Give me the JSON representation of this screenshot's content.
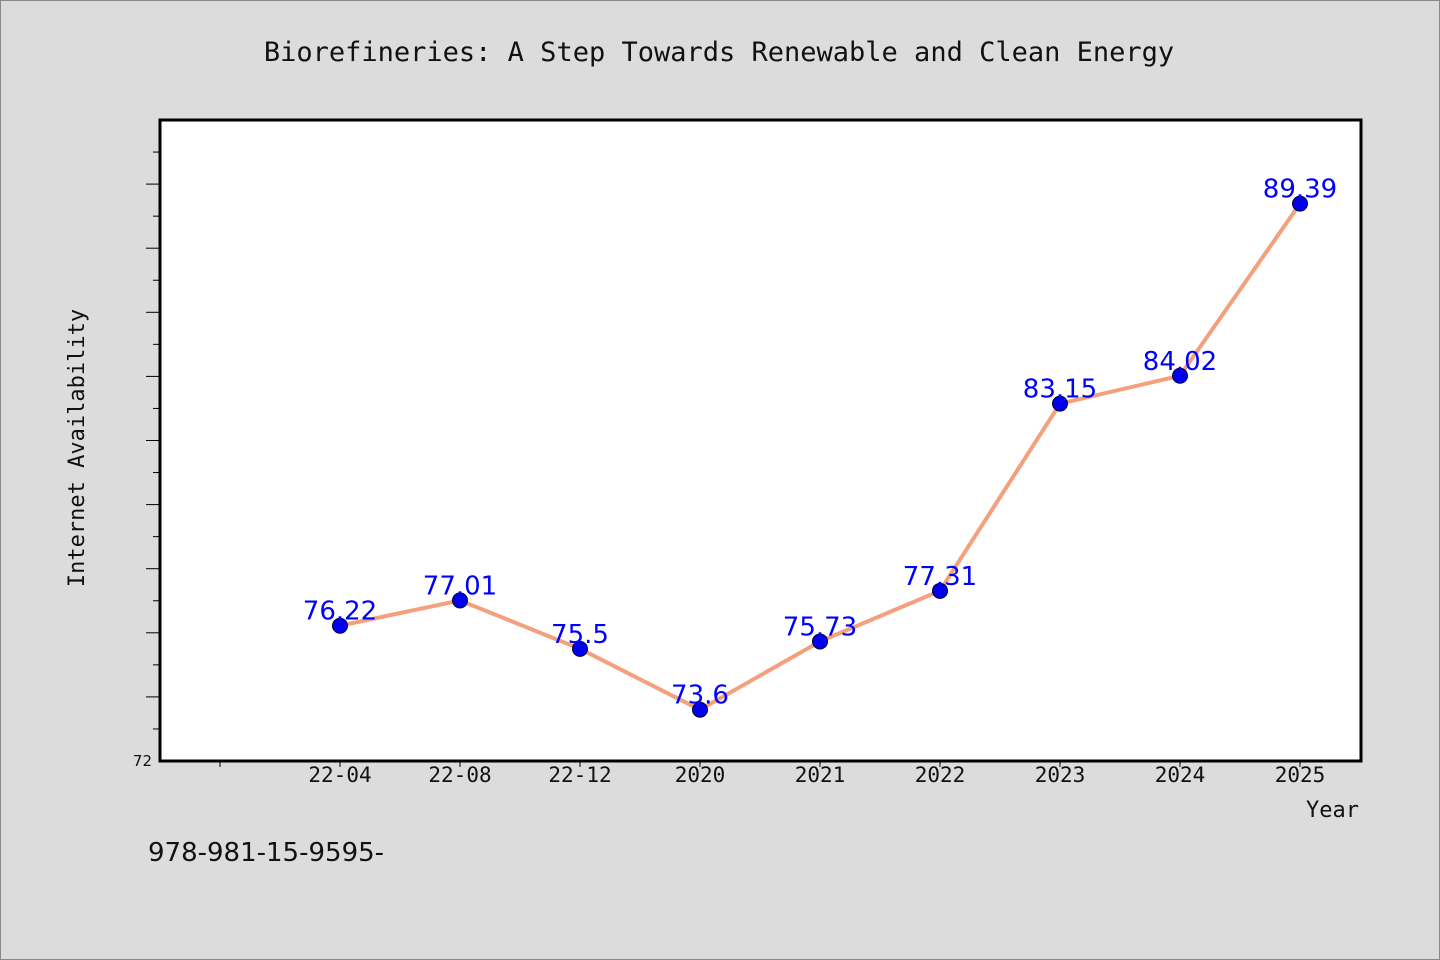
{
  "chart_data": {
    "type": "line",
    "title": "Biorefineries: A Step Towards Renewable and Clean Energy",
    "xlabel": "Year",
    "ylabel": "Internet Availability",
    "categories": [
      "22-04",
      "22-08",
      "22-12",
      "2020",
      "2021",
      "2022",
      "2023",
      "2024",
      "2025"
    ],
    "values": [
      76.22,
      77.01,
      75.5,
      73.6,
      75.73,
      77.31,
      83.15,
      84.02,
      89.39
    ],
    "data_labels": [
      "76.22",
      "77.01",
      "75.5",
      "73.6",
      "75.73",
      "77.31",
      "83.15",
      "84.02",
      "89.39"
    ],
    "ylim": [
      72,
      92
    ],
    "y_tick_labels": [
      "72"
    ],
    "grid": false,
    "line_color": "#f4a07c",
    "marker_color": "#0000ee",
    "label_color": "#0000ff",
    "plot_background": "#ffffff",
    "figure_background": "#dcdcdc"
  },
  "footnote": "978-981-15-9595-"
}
----------------
# [Task]
Print out the material word for word, omitting the pictures.

# [Full answer]
Give me the JSON representation of this screenshot's content.
{
  "chart_data": {
    "type": "line",
    "title": "Biorefineries: A Step Towards Renewable and Clean Energy",
    "xlabel": "Year",
    "ylabel": "Internet Availability",
    "categories": [
      "22-04",
      "22-08",
      "22-12",
      "2020",
      "2021",
      "2022",
      "2023",
      "2024",
      "2025"
    ],
    "values": [
      76.22,
      77.01,
      75.5,
      73.6,
      75.73,
      77.31,
      83.15,
      84.02,
      89.39
    ],
    "data_labels": [
      "76.22",
      "77.01",
      "75.5",
      "73.6",
      "75.73",
      "77.31",
      "83.15",
      "84.02",
      "89.39"
    ],
    "ylim": [
      72,
      92
    ],
    "y_tick_labels": [
      "72"
    ],
    "grid": false,
    "line_color": "#f4a07c",
    "marker_color": "#0000ee",
    "label_color": "#0000ff",
    "plot_background": "#ffffff",
    "figure_background": "#dcdcdc"
  },
  "footnote": "978-981-15-9595-"
}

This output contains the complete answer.